Going through the material below, please gather all lines with the word "content" in them.
** start **
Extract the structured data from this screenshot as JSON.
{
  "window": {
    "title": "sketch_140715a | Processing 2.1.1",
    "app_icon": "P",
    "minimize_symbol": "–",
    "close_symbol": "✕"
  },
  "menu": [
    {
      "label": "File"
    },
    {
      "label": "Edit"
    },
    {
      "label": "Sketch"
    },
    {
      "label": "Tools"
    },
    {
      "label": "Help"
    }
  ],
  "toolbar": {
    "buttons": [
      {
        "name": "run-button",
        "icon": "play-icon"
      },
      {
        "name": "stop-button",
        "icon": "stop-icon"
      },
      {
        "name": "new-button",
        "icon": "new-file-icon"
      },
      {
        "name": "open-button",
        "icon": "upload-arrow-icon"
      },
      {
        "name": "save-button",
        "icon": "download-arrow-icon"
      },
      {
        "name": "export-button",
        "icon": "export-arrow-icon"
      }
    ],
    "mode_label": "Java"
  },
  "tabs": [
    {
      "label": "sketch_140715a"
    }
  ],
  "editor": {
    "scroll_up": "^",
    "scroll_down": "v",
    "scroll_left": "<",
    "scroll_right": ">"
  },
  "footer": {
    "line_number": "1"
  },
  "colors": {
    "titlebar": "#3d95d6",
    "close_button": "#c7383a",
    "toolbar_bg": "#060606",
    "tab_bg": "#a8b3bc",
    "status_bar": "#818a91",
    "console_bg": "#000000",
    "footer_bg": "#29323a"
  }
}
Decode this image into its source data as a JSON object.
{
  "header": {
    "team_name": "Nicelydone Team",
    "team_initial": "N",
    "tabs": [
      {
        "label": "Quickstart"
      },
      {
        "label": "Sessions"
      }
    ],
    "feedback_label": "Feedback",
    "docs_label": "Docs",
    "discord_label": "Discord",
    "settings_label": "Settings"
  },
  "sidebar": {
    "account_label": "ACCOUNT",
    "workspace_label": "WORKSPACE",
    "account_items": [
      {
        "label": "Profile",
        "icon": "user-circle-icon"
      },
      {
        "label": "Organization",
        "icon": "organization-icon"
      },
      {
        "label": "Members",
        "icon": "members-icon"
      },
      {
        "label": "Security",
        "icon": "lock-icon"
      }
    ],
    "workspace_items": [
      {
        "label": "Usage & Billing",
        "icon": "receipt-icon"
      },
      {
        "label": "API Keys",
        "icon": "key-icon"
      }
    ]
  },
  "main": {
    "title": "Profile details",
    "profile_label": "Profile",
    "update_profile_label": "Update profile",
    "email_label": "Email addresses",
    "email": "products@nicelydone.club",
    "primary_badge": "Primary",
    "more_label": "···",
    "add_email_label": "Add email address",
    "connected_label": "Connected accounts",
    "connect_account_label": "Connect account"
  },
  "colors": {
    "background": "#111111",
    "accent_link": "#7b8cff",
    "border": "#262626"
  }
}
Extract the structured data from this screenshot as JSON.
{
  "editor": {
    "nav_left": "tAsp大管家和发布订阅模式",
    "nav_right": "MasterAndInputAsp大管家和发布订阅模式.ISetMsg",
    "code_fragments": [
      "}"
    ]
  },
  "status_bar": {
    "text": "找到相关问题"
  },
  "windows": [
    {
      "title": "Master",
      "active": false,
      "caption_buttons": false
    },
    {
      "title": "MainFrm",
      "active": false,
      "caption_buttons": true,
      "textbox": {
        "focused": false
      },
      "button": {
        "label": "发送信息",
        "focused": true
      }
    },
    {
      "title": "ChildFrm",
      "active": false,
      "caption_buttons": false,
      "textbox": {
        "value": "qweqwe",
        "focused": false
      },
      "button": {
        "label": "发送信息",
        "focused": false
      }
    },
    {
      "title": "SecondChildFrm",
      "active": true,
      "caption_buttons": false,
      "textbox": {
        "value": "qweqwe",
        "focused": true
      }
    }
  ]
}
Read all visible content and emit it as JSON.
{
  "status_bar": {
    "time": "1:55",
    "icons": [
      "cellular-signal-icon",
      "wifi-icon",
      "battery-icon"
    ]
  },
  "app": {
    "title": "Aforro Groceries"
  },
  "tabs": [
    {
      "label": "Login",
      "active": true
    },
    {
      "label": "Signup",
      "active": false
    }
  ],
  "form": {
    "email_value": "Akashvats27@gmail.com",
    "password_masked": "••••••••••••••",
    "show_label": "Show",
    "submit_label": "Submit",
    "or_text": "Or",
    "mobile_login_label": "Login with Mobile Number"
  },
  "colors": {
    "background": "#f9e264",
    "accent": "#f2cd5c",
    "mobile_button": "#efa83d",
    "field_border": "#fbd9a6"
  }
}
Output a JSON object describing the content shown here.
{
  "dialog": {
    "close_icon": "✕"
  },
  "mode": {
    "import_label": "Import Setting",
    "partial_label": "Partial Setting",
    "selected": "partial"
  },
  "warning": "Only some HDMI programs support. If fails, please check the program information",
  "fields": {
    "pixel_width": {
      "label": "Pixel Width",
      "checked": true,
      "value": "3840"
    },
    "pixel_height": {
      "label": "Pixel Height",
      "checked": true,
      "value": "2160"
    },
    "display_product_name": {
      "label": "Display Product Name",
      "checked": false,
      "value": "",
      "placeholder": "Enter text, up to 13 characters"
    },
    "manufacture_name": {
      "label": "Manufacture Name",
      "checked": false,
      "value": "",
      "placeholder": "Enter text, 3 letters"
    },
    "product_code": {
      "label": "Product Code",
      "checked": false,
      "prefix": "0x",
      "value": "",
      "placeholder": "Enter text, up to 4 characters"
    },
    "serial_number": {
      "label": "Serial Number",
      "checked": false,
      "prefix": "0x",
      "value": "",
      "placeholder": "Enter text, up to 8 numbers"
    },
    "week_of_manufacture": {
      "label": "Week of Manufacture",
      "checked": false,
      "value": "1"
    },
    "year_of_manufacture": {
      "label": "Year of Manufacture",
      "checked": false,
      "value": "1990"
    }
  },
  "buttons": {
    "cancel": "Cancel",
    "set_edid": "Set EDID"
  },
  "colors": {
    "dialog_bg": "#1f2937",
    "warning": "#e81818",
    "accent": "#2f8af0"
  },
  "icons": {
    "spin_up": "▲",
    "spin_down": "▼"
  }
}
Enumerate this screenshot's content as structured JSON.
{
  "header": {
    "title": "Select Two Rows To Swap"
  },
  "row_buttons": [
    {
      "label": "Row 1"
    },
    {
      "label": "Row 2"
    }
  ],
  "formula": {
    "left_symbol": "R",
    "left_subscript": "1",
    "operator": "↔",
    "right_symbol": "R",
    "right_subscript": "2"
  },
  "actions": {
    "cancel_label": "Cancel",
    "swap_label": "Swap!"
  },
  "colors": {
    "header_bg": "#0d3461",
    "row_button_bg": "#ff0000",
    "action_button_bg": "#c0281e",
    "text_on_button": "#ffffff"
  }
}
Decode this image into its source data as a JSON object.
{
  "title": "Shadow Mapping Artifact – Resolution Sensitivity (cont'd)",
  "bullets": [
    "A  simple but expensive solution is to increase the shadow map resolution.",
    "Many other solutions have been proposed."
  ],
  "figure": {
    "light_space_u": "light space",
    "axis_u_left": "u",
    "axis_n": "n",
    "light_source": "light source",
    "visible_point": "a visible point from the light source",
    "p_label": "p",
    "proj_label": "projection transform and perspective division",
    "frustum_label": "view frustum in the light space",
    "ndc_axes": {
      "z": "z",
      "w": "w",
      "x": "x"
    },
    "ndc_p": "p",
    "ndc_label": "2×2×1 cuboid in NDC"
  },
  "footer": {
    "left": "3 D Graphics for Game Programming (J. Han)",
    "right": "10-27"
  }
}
** end **
EXERCISE RESPONSE →
Read all visible content and emit it as JSON.
Output a JSON object describing the content shown here.
Enumerate this screenshot's content as structured JSON.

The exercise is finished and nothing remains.